Items listed in a dataset:
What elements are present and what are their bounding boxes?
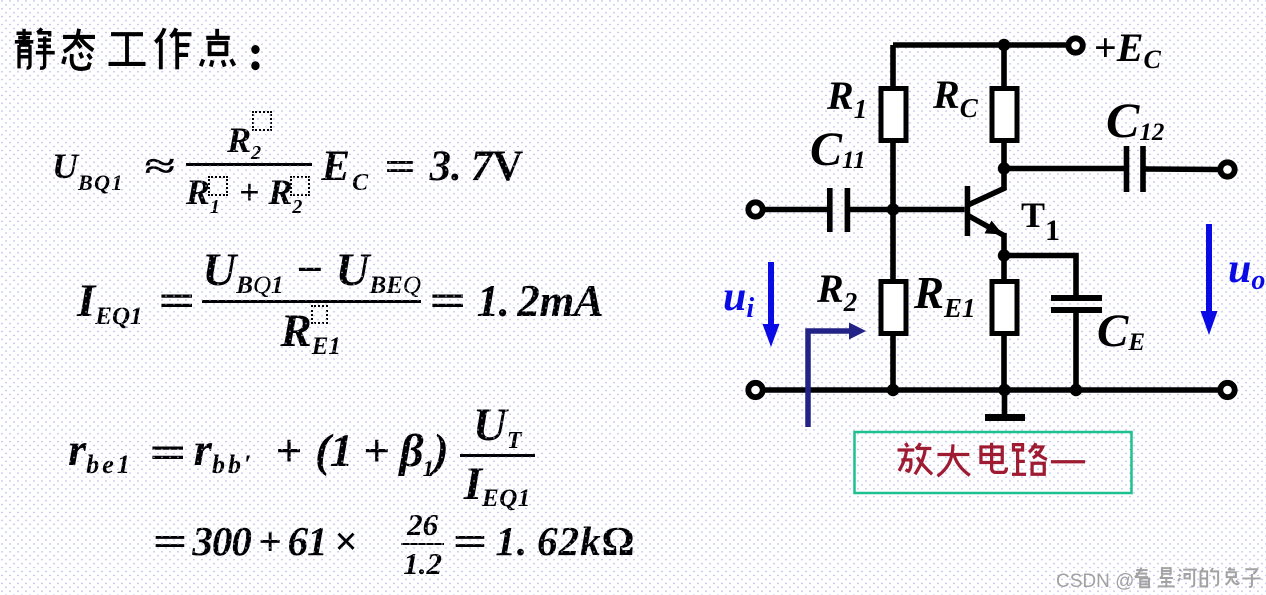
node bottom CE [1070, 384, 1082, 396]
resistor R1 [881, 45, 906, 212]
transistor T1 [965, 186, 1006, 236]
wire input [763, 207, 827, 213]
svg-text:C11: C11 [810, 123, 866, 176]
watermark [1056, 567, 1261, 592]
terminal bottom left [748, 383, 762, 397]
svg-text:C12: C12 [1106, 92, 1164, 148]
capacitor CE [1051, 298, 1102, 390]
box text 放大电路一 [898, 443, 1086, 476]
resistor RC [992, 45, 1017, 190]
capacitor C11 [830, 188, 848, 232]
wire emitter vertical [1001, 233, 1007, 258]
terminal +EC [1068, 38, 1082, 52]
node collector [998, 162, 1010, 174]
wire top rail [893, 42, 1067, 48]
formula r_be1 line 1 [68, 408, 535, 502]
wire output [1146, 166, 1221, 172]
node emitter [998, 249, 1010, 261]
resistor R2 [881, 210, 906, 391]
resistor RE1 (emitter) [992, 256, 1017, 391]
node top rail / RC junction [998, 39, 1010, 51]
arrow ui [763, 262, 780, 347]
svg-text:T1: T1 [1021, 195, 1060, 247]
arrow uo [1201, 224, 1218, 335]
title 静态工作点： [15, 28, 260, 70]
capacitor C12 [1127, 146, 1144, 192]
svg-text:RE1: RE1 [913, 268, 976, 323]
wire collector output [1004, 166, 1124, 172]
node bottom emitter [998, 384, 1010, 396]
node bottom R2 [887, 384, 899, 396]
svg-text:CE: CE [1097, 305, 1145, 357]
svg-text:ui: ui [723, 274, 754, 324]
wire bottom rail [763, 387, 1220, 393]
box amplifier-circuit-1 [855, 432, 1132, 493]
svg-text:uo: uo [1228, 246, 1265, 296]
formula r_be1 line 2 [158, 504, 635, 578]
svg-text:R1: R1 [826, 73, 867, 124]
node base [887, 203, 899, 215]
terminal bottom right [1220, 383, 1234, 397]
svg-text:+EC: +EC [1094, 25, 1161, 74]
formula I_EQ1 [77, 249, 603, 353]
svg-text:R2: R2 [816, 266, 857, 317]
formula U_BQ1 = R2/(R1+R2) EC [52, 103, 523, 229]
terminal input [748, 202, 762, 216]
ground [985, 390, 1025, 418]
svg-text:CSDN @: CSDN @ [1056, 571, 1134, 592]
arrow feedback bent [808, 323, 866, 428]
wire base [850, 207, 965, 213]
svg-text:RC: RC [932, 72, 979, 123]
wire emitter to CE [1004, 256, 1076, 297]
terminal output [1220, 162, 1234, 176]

» Your instructions
Gather every line of the material above that contains the string "arrow", matching case exactly.

» Completed exercise
arrow ui [763, 262, 780, 347]
arrow uo [1201, 224, 1218, 335]
arrow feedback bent [808, 323, 866, 428]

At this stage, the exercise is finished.